● **PROVIDED RECORDS**
* * * * * * *

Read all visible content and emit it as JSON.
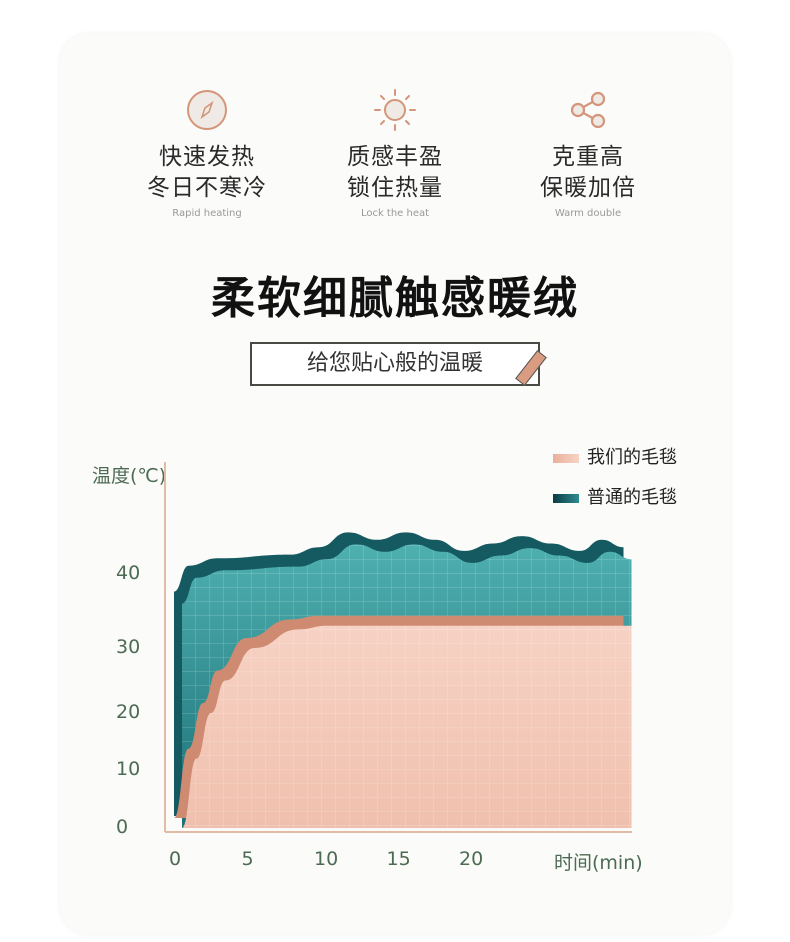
{
  "features": [
    {
      "icon": "compass-icon",
      "title1": "快速发热",
      "title2": "冬日不寒冷",
      "subtitle": "Rapid heating"
    },
    {
      "icon": "sun-icon",
      "title1": "质感丰盈",
      "title2": "锁住热量",
      "subtitle": "Lock the heat"
    },
    {
      "icon": "share-icon",
      "title1": "克重高",
      "title2": "保暖加倍",
      "subtitle": "Warm double"
    }
  ],
  "headline": "柔软细腻触感暖绒",
  "subheadline": "给您贴心般的温暖",
  "colors": {
    "accent": "#d4967a",
    "ours": "#f2c2b0",
    "ordinary": "#2f8d8e"
  },
  "chart_data": {
    "type": "area",
    "ylabel": "温度(℃)",
    "xlabel": "时间(min)",
    "x_ticks": [
      "0",
      "5",
      "10",
      "15",
      "20"
    ],
    "y_ticks": [
      "0",
      "10",
      "20",
      "30",
      "40"
    ],
    "grid": false,
    "legend_position": "top-right",
    "series": [
      {
        "name": "我们的毛毯",
        "color": "#f2c2b0",
        "points": [
          [
            0,
            0
          ],
          [
            1,
            12
          ],
          [
            2,
            20
          ],
          [
            3,
            25
          ],
          [
            5,
            30
          ],
          [
            8,
            32.5
          ],
          [
            10,
            33
          ],
          [
            15,
            33
          ],
          [
            20,
            33
          ],
          [
            25,
            33
          ],
          [
            31,
            33
          ]
        ]
      },
      {
        "name": "普通的毛毯",
        "color": "#2f8d8e",
        "points": [
          [
            0,
            36
          ],
          [
            1,
            39.5
          ],
          [
            3,
            40.5
          ],
          [
            8,
            41
          ],
          [
            10,
            42
          ],
          [
            12,
            44
          ],
          [
            14,
            43
          ],
          [
            16,
            44
          ],
          [
            18,
            43
          ],
          [
            20,
            41.5
          ],
          [
            22,
            42.5
          ],
          [
            24,
            43.5
          ],
          [
            26,
            42.5
          ],
          [
            28,
            41.5
          ],
          [
            29.5,
            43
          ],
          [
            31,
            42
          ]
        ]
      }
    ]
  }
}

* * * * * * *

Return every line above that contains the word "icon".

      "icon": "compass-icon",
      "icon": "sun-icon",
      "icon": "share-icon",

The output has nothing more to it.